### Exercise requirements
In the listing that follows, count the lines holding the word "price" and report only that number.

### Saved entries

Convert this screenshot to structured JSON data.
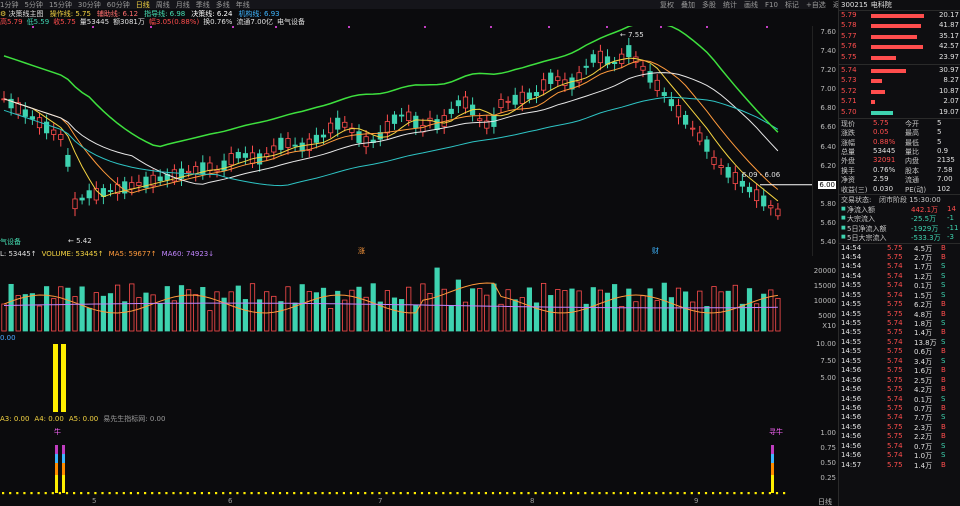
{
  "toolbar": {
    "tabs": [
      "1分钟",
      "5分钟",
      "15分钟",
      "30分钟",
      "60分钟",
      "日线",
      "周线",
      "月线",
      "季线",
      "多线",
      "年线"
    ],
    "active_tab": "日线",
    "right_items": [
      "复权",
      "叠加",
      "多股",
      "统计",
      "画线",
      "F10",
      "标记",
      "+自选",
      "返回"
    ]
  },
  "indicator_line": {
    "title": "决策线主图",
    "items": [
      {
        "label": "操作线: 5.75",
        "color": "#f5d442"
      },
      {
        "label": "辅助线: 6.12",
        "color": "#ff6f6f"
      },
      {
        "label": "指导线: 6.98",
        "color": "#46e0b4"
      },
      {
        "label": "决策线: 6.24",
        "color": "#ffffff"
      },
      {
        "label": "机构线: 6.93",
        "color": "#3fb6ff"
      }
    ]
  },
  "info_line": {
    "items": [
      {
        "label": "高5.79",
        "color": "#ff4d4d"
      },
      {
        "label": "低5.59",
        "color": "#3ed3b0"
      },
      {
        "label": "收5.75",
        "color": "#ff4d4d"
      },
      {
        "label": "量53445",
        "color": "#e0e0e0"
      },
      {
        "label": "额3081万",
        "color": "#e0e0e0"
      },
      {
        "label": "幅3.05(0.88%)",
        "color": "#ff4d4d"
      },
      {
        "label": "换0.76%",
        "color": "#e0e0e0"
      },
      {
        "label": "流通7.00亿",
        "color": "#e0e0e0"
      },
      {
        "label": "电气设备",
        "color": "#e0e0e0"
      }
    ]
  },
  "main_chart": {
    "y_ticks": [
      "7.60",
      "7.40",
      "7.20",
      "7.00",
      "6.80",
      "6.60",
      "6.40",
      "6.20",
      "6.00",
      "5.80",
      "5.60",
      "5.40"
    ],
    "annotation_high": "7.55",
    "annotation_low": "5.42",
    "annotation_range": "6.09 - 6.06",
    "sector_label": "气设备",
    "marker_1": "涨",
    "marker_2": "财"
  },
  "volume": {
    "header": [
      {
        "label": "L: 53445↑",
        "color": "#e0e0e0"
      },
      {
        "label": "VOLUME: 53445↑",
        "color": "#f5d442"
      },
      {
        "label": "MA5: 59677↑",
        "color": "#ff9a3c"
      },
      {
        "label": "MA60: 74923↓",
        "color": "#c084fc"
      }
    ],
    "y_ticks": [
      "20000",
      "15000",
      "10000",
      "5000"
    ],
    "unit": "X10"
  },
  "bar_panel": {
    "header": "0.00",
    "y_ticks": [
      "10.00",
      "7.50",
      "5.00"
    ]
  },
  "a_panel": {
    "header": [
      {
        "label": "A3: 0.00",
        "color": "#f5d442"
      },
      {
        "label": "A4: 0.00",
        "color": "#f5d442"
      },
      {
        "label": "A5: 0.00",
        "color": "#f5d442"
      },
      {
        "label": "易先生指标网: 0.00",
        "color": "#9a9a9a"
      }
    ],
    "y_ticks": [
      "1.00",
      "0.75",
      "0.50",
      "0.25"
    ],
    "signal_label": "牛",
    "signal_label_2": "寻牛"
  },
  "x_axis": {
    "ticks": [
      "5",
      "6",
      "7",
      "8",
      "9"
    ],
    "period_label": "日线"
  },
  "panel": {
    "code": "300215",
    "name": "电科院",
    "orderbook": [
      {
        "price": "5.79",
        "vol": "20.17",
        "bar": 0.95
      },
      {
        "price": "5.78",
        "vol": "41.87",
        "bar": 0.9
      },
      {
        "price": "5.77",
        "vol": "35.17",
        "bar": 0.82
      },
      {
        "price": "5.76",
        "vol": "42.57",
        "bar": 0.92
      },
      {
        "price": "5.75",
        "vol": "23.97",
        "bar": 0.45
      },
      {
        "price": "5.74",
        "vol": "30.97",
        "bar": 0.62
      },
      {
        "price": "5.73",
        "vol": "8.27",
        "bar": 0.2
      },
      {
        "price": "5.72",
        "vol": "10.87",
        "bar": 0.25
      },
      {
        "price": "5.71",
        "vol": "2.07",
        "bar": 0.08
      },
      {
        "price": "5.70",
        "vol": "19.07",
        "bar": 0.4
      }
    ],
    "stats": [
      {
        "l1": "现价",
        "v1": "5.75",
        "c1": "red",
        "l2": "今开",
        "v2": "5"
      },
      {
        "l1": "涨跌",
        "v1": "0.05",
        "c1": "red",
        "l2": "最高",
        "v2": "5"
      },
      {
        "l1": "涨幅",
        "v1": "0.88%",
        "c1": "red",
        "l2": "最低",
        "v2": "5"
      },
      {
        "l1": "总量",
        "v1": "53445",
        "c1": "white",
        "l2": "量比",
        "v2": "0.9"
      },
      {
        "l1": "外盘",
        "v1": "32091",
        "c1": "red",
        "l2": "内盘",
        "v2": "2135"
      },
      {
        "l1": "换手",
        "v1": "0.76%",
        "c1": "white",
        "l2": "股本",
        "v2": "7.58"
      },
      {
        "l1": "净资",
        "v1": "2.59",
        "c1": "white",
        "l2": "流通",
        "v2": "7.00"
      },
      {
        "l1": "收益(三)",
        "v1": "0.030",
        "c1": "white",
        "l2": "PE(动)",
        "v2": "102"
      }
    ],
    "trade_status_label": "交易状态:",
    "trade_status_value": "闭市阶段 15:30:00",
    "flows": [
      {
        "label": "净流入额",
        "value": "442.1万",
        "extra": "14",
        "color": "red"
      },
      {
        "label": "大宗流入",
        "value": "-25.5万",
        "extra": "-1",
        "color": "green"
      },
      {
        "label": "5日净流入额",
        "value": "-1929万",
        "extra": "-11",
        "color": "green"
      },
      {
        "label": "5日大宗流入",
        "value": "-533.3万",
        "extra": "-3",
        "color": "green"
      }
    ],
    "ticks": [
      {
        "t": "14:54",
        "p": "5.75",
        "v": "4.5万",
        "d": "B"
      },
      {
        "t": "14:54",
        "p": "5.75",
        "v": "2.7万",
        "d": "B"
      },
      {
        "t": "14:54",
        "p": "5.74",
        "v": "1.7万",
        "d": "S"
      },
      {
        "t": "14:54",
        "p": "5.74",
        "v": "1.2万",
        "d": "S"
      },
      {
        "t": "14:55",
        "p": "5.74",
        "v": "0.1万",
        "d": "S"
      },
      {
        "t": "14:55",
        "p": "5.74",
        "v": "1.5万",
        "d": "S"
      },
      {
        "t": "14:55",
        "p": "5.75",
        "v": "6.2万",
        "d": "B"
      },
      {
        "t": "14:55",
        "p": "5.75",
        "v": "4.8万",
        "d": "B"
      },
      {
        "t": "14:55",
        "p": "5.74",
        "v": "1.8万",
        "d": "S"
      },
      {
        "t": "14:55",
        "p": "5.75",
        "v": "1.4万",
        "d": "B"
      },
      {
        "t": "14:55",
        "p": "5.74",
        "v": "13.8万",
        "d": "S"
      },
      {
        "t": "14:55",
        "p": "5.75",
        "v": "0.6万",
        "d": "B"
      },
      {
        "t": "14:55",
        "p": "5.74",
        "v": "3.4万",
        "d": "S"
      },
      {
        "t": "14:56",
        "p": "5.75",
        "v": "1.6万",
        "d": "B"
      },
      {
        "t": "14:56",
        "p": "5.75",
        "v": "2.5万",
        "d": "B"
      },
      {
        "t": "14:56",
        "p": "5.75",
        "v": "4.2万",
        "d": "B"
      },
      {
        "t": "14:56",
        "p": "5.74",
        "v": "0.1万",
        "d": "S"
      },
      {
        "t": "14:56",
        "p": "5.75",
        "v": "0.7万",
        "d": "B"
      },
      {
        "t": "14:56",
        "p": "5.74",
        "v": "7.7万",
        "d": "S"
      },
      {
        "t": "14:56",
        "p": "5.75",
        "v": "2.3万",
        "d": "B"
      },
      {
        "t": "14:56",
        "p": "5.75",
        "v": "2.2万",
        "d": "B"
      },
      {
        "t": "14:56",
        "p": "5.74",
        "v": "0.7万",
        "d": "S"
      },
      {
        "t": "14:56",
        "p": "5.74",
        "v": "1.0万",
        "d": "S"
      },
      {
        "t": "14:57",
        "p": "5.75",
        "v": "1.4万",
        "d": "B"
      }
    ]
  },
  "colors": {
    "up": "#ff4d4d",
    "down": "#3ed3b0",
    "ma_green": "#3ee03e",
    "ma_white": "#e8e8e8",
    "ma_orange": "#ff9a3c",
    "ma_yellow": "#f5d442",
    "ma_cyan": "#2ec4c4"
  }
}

### Result for this exercise
10